_Extracted material_
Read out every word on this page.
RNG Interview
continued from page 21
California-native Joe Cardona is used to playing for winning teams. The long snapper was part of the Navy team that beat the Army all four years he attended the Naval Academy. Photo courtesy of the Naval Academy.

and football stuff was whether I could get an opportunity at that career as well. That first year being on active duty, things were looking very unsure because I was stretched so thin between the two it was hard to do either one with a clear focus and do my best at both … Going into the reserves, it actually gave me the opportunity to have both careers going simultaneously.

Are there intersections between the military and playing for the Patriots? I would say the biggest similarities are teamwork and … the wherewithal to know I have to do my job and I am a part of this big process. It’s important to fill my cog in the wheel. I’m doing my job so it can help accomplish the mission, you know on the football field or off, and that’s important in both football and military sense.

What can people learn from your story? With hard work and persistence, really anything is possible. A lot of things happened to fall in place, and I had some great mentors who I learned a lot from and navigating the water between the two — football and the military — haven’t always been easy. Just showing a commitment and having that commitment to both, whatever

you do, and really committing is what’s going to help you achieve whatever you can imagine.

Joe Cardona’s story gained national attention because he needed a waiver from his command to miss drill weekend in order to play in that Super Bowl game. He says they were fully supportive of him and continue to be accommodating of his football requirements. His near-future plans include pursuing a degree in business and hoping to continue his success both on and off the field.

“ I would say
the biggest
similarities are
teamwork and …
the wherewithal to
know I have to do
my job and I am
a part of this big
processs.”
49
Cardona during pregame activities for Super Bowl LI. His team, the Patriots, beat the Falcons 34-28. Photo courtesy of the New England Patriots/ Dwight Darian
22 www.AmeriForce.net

_Set problem_
Look through the entries above and list every line containing "part".

_Result below_
California-native Joe Cardona is used to playing for winning teams. The long snapper was part of the Navy team that beat the Army all four years he attended the Naval Academy. Photo courtesy of the Naval Academy.
Are there intersections between the military and playing for the Patriots? I would say the biggest similarities are teamwork and … the wherewithal to know I have to do my job and I am a part of this big process. It’s important to fill my cog in the wheel. I’m doing my job so it can help accomplish the mission, you know on the football field or off, and that’s important in both football and military sense.
a part of this big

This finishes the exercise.